▶ [Exercise requirements]
Every entry must be copied word for word.

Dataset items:
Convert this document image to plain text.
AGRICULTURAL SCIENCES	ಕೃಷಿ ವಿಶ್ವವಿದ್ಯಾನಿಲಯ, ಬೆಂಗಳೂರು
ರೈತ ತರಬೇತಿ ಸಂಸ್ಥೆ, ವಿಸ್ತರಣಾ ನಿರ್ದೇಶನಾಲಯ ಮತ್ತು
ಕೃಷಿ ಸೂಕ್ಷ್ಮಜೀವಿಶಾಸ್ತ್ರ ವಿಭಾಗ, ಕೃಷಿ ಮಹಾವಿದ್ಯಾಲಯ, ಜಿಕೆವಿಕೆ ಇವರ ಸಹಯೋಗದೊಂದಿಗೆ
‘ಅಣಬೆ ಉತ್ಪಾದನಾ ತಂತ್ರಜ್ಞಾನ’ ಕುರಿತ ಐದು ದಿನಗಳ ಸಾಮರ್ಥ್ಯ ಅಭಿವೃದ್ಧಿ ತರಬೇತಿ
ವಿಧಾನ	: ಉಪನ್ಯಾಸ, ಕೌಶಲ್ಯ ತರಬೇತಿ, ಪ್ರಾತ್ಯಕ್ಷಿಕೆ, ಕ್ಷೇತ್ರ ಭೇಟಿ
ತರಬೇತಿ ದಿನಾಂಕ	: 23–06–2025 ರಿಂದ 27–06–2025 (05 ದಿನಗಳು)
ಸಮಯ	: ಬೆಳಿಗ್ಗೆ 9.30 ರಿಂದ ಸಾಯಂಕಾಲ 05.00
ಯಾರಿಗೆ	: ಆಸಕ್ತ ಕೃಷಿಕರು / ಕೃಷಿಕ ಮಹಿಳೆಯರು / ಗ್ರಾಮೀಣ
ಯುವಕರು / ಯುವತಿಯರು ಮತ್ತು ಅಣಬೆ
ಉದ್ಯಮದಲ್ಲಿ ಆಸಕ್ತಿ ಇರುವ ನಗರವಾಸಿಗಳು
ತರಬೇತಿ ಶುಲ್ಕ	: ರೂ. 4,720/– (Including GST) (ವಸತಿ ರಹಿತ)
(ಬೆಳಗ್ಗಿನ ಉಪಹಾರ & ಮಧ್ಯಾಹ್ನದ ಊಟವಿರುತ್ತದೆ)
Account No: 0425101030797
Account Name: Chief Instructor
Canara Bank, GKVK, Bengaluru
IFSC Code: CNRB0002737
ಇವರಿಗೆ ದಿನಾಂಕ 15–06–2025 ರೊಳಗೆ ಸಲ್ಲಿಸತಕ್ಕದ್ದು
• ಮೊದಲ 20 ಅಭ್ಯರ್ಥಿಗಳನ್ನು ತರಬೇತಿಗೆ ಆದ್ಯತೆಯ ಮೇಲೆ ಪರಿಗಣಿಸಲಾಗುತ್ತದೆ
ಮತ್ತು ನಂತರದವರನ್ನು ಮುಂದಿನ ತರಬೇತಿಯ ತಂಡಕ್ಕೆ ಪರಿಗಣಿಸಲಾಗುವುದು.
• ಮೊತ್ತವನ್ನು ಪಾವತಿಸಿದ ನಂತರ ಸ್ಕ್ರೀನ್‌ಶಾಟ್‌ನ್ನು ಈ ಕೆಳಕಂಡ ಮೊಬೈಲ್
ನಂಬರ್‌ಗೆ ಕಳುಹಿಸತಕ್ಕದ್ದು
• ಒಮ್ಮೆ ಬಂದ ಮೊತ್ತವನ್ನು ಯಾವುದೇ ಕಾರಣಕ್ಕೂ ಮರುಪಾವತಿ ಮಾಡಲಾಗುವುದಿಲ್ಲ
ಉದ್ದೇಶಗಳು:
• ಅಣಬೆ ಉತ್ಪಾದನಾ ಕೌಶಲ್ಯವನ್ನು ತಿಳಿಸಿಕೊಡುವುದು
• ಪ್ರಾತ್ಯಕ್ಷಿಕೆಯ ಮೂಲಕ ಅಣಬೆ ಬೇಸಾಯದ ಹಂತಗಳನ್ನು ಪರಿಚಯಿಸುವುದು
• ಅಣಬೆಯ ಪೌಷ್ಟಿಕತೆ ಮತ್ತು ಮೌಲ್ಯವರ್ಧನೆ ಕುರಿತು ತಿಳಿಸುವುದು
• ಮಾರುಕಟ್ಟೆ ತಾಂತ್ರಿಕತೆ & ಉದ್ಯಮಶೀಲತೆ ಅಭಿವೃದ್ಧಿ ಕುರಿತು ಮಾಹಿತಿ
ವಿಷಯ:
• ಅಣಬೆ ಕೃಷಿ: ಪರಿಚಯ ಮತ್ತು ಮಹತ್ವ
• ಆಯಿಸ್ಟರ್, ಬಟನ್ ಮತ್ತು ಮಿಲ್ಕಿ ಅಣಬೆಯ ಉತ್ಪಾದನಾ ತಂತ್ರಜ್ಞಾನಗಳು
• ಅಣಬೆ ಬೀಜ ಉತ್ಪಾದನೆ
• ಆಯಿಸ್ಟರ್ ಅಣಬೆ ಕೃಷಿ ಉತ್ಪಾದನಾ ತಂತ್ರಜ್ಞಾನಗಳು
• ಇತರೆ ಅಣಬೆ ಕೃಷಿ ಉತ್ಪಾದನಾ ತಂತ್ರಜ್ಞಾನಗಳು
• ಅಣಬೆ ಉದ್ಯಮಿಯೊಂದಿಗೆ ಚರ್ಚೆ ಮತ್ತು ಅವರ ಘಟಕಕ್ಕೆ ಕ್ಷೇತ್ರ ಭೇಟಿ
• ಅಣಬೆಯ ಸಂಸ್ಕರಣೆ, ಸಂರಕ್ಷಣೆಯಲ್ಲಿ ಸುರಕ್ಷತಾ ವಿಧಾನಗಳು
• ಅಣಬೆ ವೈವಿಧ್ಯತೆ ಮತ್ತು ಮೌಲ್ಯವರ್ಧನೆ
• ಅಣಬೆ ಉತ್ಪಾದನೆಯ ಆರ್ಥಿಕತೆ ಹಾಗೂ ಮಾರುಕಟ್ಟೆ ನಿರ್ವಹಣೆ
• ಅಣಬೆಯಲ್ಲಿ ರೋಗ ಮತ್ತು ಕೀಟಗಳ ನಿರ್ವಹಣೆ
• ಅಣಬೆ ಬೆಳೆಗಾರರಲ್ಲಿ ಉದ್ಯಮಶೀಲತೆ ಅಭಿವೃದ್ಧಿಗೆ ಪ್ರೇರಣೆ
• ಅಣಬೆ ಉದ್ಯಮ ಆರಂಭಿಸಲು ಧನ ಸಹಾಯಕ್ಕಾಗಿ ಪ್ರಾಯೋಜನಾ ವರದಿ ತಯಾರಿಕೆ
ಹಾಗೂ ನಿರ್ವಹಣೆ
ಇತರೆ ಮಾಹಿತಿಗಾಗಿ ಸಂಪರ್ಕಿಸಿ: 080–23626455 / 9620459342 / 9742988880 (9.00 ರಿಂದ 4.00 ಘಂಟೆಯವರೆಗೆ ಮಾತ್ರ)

▶ [Written answer]
Convert this document image to plain text.
AGRICULTURAL SCIENCES	ಕೃಷಿ ವಿಶ್ವವಿದ್ಯಾನಿಲಯ, ಬೆಂಗಳೂರು
ರೈತ ತರಬೇತಿ ಸಂಸ್ಥೆ, ವಿಸ್ತರಣಾ ನಿರ್ದೇಶನಾಲಯ ಮತ್ತು
ಕೃಷಿ ಸೂಕ್ಷ್ಮಜೀವಿಶಾಸ್ತ್ರ ವಿಭಾಗ, ಕೃಷಿ ಮಹಾವಿದ್ಯಾಲಯ, ಜಿಕೆವಿಕೆ ಇವರ ಸಹಯೋಗದೊಂದಿಗೆ
‘ಅಣಬೆ ಉತ್ಪಾದನಾ ತಂತ್ರಜ್ಞಾನ’ ಕುರಿತ ಐದು ದಿನಗಳ ಸಾಮರ್ಥ್ಯ ಅಭಿವೃದ್ಧಿ ತರಬೇತಿ
ವಿಧಾನ	: ಉಪನ್ಯಾಸ, ಕೌಶಲ್ಯ ತರಬೇತಿ, ಪ್ರಾತ್ಯಕ್ಷಿಕೆ, ಕ್ಷೇತ್ರ ಭೇಟಿ
ತರಬೇತಿ ದಿನಾಂಕ	: 23–06–2025 ರಿಂದ 27–06–2025 (05 ದಿನಗಳು)
ಸಮಯ	: ಬೆಳಿಗ್ಗೆ 9.30 ರಿಂದ ಸಾಯಂಕಾಲ 05.00
ಯಾರಿಗೆ	: ಆಸಕ್ತ ಕೃಷಿಕರು / ಕೃಷಿಕ ಮಹಿಳೆಯರು / ಗ್ರಾಮೀಣ
ಯುವಕರು / ಯುವತಿಯರು ಮತ್ತು ಅಣಬೆ
ಉದ್ಯಮದಲ್ಲಿ ಆಸಕ್ತಿ ಇರುವ ನಗರವಾಸಿಗಳು
ತರಬೇತಿ ಶುಲ್ಕ	: ರೂ. 4,720/– (Including GST) (ವಸತಿ ರಹಿತ)
(ಬೆಳಗ್ಗಿನ ಉಪಹಾರ & ಮಧ್ಯಾಹ್ನದ ಊಟವಿರುತ್ತದೆ)
Account No: 0425101030797
Account Name: Chief Instructor
Canara Bank, GKVK, Bengaluru
IFSC Code: CNRB0002737
ಇವರಿಗೆ ದಿನಾಂಕ 15–06–2025 ರೊಳಗೆ ಸಲ್ಲಿಸತಕ್ಕದ್ದು
• ಮೊದಲ 20 ಅಭ್ಯರ್ಥಿಗಳನ್ನು ತರಬೇತಿಗೆ ಆದ್ಯತೆಯ ಮೇಲೆ ಪರಿಗಣಿಸಲಾಗುತ್ತದೆ
ಮತ್ತು ನಂತರದವರನ್ನು ಮುಂದಿನ ತರಬೇತಿಯ ತಂಡಕ್ಕೆ ಪರಿಗಣಿಸಲಾಗುವುದು.
• ಮೊತ್ತವನ್ನು ಪಾವತಿಸಿದ ನಂತರ ಸ್ಕ್ರೀನ್‌ಶಾಟ್‌ನ್ನು ಈ ಕೆಳಕಂಡ ಮೊಬೈಲ್
ನಂಬರ್‌ಗೆ ಕಳುಹಿಸತಕ್ಕದ್ದು
• ಒಮ್ಮೆ ಬಂದ ಮೊತ್ತವನ್ನು ಯಾವುದೇ ಕಾರಣಕ್ಕೂ ಮರುಪಾವತಿ ಮಾಡಲಾಗುವುದಿಲ್ಲ
ಉದ್ದೇಶಗಳು:
• ಅಣಬೆ ಉತ್ಪಾದನಾ ಕೌಶಲ್ಯವನ್ನು ತಿಳಿಸಿಕೊಡುವುದು
• ಪ್ರಾತ್ಯಕ್ಷಿಕೆಯ ಮೂಲಕ ಅಣಬೆ ಬೇಸಾಯದ ಹಂತಗಳನ್ನು ಪರಿಚಯಿಸುವುದು
• ಅಣಬೆಯ ಪೌಷ್ಟಿಕತೆ ಮತ್ತು ಮೌಲ್ಯವರ್ಧನೆ ಕುರಿತು ತಿಳಿಸುವುದು
• ಮಾರುಕಟ್ಟೆ ತಾಂತ್ರಿಕತೆ & ಉದ್ಯಮಶೀಲತೆ ಅಭಿವೃದ್ಧಿ ಕುರಿತು ಮಾಹಿತಿ
ವಿಷಯ:
• ಅಣಬೆ ಕೃಷಿ: ಪರಿಚಯ ಮತ್ತು ಮಹತ್ವ
• ಆಯಿಸ್ಟರ್, ಬಟನ್ ಮತ್ತು ಮಿಲ್ಕಿ ಅಣಬೆಯ ಉತ್ಪಾದನಾ ತಂತ್ರಜ್ಞಾನಗಳು
• ಅಣಬೆ ಬೀಜ ಉತ್ಪಾದನೆ
• ಆಯಿಸ್ಟರ್ ಅಣಬೆ ಕೃಷಿ ಉತ್ಪಾದನಾ ತಂತ್ರಜ್ಞಾನಗಳು
• ಇತರೆ ಅಣಬೆ ಕೃಷಿ ಉತ್ಪಾದನಾ ತಂತ್ರಜ್ಞಾನಗಳು
• ಅಣಬೆ ಉದ್ಯಮಿಯೊಂದಿಗೆ ಚರ್ಚೆ ಮತ್ತು ಅವರ ಘಟಕಕ್ಕೆ ಕ್ಷೇತ್ರ ಭೇಟಿ
• ಅಣಬೆಯ ಸಂಸ್ಕರಣೆ, ಸಂರಕ್ಷಣೆಯಲ್ಲಿ ಸುರಕ್ಷತಾ ವಿಧಾನಗಳು
• ಅಣಬೆ ವೈವಿಧ್ಯತೆ ಮತ್ತು ಮೌಲ್ಯವರ್ಧನೆ
• ಅಣಬೆ ಉತ್ಪಾದನೆಯ ಆರ್ಥಿಕತೆ ಹಾಗೂ ಮಾರುಕಟ್ಟೆ ನಿರ್ವಹಣೆ
• ಅಣಬೆಯಲ್ಲಿ ರೋಗ ಮತ್ತು ಕೀಟಗಳ ನಿರ್ವಹಣೆ
• ಅಣಬೆ ಬೆಳೆಗಾರರಲ್ಲಿ ಉದ್ಯಮಶೀಲತೆ ಅಭಿವೃದ್ಧಿಗೆ ಪ್ರೇರಣೆ
• ಅಣಬೆ ಉದ್ಯಮ ಆರಂಭಿಸಲು ಧನ ಸಹಾಯಕ್ಕಾಗಿ ಪ್ರಾಯೋಜನಾ ವರದಿ ತಯಾರಿಕೆ
ಹಾಗೂ ನಿರ್ವಹಣೆ
ಇತರೆ ಮಾಹಿತಿಗಾಗಿ ಸಂಪರ್ಕಿಸಿ: 080–23626455 / 9620459342 / 9742988880 (9.00 ರಿಂದ 4.00 ಘಂಟೆಯವರೆಗೆ ಮಾತ್ರ)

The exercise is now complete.